Saved entries:
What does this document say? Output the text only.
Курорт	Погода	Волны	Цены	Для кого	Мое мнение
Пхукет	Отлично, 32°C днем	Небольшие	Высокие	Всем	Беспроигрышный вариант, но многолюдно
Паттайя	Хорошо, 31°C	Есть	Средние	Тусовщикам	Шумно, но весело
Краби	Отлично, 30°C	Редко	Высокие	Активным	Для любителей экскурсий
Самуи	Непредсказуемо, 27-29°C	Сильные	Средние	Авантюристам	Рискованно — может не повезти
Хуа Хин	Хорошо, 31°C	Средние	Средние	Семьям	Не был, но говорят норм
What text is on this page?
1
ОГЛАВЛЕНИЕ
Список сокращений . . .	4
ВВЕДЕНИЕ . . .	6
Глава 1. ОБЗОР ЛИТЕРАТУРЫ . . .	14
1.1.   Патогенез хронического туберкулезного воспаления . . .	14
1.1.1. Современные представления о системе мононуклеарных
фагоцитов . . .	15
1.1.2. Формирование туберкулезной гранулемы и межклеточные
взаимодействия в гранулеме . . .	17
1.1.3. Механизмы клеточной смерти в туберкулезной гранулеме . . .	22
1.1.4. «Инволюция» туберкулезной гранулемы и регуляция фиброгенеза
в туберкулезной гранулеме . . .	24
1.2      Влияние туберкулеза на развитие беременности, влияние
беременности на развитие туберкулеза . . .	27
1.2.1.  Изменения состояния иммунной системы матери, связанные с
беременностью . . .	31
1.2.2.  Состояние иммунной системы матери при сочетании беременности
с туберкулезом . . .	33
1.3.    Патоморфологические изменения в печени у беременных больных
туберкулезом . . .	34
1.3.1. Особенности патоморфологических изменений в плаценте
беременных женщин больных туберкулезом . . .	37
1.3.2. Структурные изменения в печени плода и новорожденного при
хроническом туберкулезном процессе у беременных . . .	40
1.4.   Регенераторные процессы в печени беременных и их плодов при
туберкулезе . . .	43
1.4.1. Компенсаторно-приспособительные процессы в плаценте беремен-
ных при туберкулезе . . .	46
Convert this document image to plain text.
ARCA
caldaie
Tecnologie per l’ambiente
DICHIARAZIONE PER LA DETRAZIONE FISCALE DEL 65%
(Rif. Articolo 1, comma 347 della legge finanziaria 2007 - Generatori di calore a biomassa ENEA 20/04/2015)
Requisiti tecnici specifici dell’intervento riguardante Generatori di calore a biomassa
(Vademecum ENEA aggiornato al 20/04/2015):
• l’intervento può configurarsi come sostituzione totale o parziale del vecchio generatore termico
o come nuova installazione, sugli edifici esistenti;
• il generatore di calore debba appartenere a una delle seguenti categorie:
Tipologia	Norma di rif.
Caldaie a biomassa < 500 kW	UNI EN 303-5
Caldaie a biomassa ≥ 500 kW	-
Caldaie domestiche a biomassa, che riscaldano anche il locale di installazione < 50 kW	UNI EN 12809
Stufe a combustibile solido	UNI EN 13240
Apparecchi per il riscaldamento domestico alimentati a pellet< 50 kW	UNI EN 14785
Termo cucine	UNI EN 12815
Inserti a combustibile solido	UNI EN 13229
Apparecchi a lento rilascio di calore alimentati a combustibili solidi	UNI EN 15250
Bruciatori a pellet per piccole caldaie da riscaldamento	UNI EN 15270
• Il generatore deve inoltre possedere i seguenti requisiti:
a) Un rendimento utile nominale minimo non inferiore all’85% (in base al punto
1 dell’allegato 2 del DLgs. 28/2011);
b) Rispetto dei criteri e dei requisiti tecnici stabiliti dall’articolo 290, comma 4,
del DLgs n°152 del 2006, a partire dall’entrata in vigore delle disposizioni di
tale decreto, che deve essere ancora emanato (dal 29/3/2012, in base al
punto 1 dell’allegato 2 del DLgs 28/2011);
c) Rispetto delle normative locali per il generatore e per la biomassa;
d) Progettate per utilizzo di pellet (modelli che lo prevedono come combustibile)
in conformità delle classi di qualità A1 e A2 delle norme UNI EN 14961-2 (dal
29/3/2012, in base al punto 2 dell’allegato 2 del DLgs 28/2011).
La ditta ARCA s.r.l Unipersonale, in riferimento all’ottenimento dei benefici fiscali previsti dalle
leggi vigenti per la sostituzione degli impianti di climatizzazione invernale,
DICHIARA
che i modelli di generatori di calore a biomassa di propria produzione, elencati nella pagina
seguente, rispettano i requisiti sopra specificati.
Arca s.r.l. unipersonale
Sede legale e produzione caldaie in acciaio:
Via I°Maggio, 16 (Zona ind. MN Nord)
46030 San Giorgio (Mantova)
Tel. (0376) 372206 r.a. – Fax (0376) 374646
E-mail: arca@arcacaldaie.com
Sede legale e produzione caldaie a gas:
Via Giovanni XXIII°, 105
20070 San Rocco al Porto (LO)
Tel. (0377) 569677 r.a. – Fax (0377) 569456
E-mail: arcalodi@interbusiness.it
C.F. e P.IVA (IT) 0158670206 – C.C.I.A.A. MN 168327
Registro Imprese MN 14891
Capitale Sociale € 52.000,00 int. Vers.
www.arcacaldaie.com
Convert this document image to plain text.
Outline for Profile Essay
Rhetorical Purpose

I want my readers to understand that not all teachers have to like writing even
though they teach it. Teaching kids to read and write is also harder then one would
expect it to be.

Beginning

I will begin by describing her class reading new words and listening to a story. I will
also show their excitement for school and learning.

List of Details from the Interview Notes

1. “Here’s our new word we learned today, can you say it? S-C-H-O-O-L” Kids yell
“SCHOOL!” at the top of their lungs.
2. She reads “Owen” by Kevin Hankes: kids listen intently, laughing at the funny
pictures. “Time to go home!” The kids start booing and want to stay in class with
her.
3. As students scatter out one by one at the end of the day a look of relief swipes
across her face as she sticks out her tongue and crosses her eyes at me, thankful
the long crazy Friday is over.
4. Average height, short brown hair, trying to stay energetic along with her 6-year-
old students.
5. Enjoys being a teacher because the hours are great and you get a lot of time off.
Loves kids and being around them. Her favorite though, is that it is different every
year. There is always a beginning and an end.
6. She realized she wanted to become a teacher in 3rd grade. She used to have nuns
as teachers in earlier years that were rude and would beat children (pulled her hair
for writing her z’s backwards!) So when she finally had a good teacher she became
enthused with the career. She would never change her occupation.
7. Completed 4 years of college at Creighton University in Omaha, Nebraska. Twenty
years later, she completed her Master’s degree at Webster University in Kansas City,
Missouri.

DIRECTION: Reproduce every line of the material above exactly.

WORKED SOLUTION:
What does this document say? Output the text only.
Курорт	Погода	Волны	Цены	Для кого	Мое мнение
Пхукет	Отлично, 32°C днем	Небольшие	Высокие	Всем	Беспроигрышный вариант, но многолюдно
Паттайя	Хорошо, 31°C	Есть	Средние	Тусовщикам	Шумно, но весело
Краби	Отлично, 30°C	Редко	Высокие	Активным	Для любителей экскурсий
Самуи	Непредсказуемо, 27-29°C	Сильные	Средние	Авантюристам	Рискованно — может не повезти
Хуа Хин	Хорошо, 31°C	Средние	Средние	Семьям	Не был, но говорят норм
What text is on this page?
1
ОГЛАВЛЕНИЕ
Список сокращений . . .	4
ВВЕДЕНИЕ . . .	6
Глава 1. ОБЗОР ЛИТЕРАТУРЫ . . .	14
1.1.   Патогенез хронического туберкулезного воспаления . . .	14
1.1.1. Современные представления о системе мононуклеарных
фагоцитов . . .	15
1.1.2. Формирование туберкулезной гранулемы и межклеточные
взаимодействия в гранулеме . . .	17
1.1.3. Механизмы клеточной смерти в туберкулезной гранулеме . . .	22
1.1.4. «Инволюция» туберкулезной гранулемы и регуляция фиброгенеза
в туберкулезной гранулеме . . .	24
1.2      Влияние туберкулеза на развитие беременности, влияние
беременности на развитие туберкулеза . . .	27
1.2.1.  Изменения состояния иммунной системы матери, связанные с
беременностью . . .	31
1.2.2.  Состояние иммунной системы матери при сочетании беременности
с туберкулезом . . .	33
1.3.    Патоморфологические изменения в печени у беременных больных
туберкулезом . . .	34
1.3.1. Особенности патоморфологических изменений в плаценте
беременных женщин больных туберкулезом . . .	37
1.3.2. Структурные изменения в печени плода и новорожденного при
хроническом туберкулезном процессе у беременных . . .	40
1.4.   Регенераторные процессы в печени беременных и их плодов при
туберкулезе . . .	43
1.4.1. Компенсаторно-приспособительные процессы в плаценте беремен-
ных при туберкулезе . . .	46
Convert this document image to plain text.
ARCA
caldaie
Tecnologie per l’ambiente
DICHIARAZIONE PER LA DETRAZIONE FISCALE DEL 65%
(Rif. Articolo 1, comma 347 della legge finanziaria 2007 - Generatori di calore a biomassa ENEA 20/04/2015)
Requisiti tecnici specifici dell’intervento riguardante Generatori di calore a biomassa
(Vademecum ENEA aggiornato al 20/04/2015):
• l’intervento può configurarsi come sostituzione totale o parziale del vecchio generatore termico
o come nuova installazione, sugli edifici esistenti;
• il generatore di calore debba appartenere a una delle seguenti categorie:
Tipologia	Norma di rif.
Caldaie a biomassa < 500 kW	UNI EN 303-5
Caldaie a biomassa ≥ 500 kW	-
Caldaie domestiche a biomassa, che riscaldano anche il locale di installazione < 50 kW	UNI EN 12809
Stufe a combustibile solido	UNI EN 13240
Apparecchi per il riscaldamento domestico alimentati a pellet< 50 kW	UNI EN 14785
Termo cucine	UNI EN 12815
Inserti a combustibile solido	UNI EN 13229
Apparecchi a lento rilascio di calore alimentati a combustibili solidi	UNI EN 15250
Bruciatori a pellet per piccole caldaie da riscaldamento	UNI EN 15270
• Il generatore deve inoltre possedere i seguenti requisiti:
a) Un rendimento utile nominale minimo non inferiore all’85% (in base al punto
1 dell’allegato 2 del DLgs. 28/2011);
b) Rispetto dei criteri e dei requisiti tecnici stabiliti dall’articolo 290, comma 4,
del DLgs n°152 del 2006, a partire dall’entrata in vigore delle disposizioni di
tale decreto, che deve essere ancora emanato (dal 29/3/2012, in base al
punto 1 dell’allegato 2 del DLgs 28/2011);
c) Rispetto delle normative locali per il generatore e per la biomassa;
d) Progettate per utilizzo di pellet (modelli che lo prevedono come combustibile)
in conformità delle classi di qualità A1 e A2 delle norme UNI EN 14961-2 (dal
29/3/2012, in base al punto 2 dell’allegato 2 del DLgs 28/2011).
La ditta ARCA s.r.l Unipersonale, in riferimento all’ottenimento dei benefici fiscali previsti dalle
leggi vigenti per la sostituzione degli impianti di climatizzazione invernale,
DICHIARA
che i modelli di generatori di calore a biomassa di propria produzione, elencati nella pagina
seguente, rispettano i requisiti sopra specificati.
Arca s.r.l. unipersonale
Sede legale e produzione caldaie in acciaio:
Via I°Maggio, 16 (Zona ind. MN Nord)
46030 San Giorgio (Mantova)
Tel. (0376) 372206 r.a. – Fax (0376) 374646
E-mail: arca@arcacaldaie.com
Sede legale e produzione caldaie a gas:
Via Giovanni XXIII°, 105
20070 San Rocco al Porto (LO)
Tel. (0377) 569677 r.a. – Fax (0377) 569456
E-mail: arcalodi@interbusiness.it
C.F. e P.IVA (IT) 0158670206 – C.C.I.A.A. MN 168327
Registro Imprese MN 14891
Capitale Sociale € 52.000,00 int. Vers.
www.arcacaldaie.com
Convert this document image to plain text.
Outline for Profile Essay
Rhetorical Purpose

I want my readers to understand that not all teachers have to like writing even
though they teach it. Teaching kids to read and write is also harder then one would
expect it to be.

Beginning

I will begin by describing her class reading new words and listening to a story. I will
also show their excitement for school and learning.

List of Details from the Interview Notes

1. “Here’s our new word we learned today, can you say it? S-C-H-O-O-L” Kids yell
“SCHOOL!” at the top of their lungs.
2. She reads “Owen” by Kevin Hankes: kids listen intently, laughing at the funny
pictures. “Time to go home!” The kids start booing and want to stay in class with
her.
3. As students scatter out one by one at the end of the day a look of relief swipes
across her face as she sticks out her tongue and crosses her eyes at me, thankful
the long crazy Friday is over.
4. Average height, short brown hair, trying to stay energetic along with her 6-year-
old students.
5. Enjoys being a teacher because the hours are great and you get a lot of time off.
Loves kids and being around them. Her favorite though, is that it is different every
year. There is always a beginning and an end.
6. She realized she wanted to become a teacher in 3rd grade. She used to have nuns
as teachers in earlier years that were rude and would beat children (pulled her hair
for writing her z’s backwards!) So when she finally had a good teacher she became
enthused with the career. She would never change her occupation.
7. Completed 4 years of college at Creighton University in Omaha, Nebraska. Twenty
years later, she completed her Master’s degree at Webster University in Kansas City,
Missouri.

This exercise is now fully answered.